--- START OF Input for this task ---

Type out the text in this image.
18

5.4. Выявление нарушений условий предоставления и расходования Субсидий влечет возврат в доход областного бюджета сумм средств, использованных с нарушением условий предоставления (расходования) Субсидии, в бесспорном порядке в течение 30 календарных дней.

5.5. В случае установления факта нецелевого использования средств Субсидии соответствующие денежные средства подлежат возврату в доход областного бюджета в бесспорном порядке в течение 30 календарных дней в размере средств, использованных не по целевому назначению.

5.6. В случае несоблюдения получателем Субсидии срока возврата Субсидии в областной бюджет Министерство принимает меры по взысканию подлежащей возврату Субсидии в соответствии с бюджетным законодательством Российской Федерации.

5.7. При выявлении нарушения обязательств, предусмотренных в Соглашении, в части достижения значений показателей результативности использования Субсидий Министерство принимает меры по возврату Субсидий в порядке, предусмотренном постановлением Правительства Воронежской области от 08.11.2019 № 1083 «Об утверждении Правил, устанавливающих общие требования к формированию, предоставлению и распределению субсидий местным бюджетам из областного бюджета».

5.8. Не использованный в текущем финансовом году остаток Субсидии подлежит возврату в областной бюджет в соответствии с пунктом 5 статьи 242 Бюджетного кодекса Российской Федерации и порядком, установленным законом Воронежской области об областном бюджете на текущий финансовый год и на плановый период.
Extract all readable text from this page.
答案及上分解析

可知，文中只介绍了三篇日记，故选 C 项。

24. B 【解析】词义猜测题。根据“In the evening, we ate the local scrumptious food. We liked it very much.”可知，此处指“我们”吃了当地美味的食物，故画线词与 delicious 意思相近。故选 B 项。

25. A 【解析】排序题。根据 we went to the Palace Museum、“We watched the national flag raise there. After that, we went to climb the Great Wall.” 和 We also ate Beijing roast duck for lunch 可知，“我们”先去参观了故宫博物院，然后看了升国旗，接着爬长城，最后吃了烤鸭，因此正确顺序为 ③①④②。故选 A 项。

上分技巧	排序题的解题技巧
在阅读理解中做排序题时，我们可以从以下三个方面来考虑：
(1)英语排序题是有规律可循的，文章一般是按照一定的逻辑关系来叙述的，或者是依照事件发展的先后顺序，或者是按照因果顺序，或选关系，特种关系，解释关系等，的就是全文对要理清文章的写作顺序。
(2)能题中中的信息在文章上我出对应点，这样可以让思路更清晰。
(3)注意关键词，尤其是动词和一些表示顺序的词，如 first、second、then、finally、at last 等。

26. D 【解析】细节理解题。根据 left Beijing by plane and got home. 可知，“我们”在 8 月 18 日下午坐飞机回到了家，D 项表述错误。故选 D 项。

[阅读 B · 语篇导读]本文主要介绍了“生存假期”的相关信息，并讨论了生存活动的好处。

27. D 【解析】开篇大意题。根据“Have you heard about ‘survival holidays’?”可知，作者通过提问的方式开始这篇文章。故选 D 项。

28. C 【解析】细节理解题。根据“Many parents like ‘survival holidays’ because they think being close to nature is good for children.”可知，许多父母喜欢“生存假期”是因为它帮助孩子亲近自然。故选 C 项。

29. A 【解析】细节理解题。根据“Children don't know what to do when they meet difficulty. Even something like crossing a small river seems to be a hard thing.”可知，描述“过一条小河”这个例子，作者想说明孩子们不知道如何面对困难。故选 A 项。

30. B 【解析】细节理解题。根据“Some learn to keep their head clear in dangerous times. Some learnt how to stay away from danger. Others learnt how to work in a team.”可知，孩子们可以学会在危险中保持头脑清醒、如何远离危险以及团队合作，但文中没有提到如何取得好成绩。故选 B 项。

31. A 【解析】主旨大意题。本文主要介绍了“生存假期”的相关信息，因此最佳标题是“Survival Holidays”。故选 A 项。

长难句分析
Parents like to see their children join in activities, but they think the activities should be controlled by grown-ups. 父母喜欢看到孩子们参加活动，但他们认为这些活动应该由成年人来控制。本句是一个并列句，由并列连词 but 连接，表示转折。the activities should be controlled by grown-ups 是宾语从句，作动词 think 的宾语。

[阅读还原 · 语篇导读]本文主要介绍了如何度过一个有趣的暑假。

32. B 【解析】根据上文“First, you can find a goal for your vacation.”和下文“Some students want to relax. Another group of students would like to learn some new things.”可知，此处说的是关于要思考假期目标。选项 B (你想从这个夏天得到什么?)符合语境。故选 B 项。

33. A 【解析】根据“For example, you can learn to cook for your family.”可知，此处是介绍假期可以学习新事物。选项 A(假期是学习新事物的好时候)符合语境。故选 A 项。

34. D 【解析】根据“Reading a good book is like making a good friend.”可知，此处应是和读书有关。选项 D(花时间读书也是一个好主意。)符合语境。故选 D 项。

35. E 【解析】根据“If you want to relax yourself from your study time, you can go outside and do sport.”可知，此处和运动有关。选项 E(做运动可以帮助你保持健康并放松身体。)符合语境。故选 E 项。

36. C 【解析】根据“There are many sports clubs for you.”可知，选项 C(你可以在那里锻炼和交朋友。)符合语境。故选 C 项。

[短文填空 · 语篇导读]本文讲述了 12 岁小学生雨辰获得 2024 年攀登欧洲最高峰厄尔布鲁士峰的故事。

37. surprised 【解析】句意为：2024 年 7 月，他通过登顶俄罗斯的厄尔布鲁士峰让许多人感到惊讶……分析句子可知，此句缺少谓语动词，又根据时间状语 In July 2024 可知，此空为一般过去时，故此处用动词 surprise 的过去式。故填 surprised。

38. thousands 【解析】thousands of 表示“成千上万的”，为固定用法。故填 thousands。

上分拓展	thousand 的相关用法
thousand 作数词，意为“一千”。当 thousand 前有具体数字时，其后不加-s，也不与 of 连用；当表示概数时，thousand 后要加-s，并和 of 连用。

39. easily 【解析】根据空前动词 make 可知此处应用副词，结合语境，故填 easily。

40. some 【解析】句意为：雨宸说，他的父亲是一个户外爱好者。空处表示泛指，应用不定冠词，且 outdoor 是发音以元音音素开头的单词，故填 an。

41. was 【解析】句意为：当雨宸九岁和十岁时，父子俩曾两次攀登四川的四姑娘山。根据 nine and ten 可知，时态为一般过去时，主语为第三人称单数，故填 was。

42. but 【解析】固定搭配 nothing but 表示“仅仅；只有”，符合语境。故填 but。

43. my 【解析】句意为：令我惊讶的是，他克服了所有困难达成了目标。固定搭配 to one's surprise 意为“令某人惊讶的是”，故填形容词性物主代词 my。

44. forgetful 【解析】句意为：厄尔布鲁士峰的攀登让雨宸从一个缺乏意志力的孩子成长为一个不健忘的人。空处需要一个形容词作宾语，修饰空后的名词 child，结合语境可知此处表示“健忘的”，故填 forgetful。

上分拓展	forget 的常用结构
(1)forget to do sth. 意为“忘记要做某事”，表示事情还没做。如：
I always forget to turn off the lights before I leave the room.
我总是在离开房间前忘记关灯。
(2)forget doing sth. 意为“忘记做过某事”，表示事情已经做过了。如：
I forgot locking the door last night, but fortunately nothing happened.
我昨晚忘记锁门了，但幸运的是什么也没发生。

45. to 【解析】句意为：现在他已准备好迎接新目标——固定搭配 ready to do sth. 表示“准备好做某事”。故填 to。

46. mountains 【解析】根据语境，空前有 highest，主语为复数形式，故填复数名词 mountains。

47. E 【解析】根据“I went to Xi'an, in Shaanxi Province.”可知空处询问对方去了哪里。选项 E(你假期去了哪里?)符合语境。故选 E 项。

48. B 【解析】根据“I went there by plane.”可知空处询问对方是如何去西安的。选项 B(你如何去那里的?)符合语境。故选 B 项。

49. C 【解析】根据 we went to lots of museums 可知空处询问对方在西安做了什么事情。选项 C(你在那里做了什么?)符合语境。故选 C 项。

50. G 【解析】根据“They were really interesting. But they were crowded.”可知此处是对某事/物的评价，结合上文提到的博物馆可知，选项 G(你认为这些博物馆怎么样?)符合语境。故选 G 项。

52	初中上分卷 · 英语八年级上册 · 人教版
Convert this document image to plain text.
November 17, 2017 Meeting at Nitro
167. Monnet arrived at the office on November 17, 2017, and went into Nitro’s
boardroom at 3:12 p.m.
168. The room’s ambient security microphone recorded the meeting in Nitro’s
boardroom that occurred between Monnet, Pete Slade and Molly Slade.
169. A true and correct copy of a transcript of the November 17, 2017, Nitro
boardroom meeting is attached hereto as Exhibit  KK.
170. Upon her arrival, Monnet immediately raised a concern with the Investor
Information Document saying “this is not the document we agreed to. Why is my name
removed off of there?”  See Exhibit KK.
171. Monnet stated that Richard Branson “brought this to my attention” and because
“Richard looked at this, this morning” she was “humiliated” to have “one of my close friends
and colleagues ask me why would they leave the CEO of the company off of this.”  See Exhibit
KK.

--- END OF Input for this task ---

Exercise objective. Within the records above, how many lines include the word "boardroom"? State the number by itself.

Output below. 3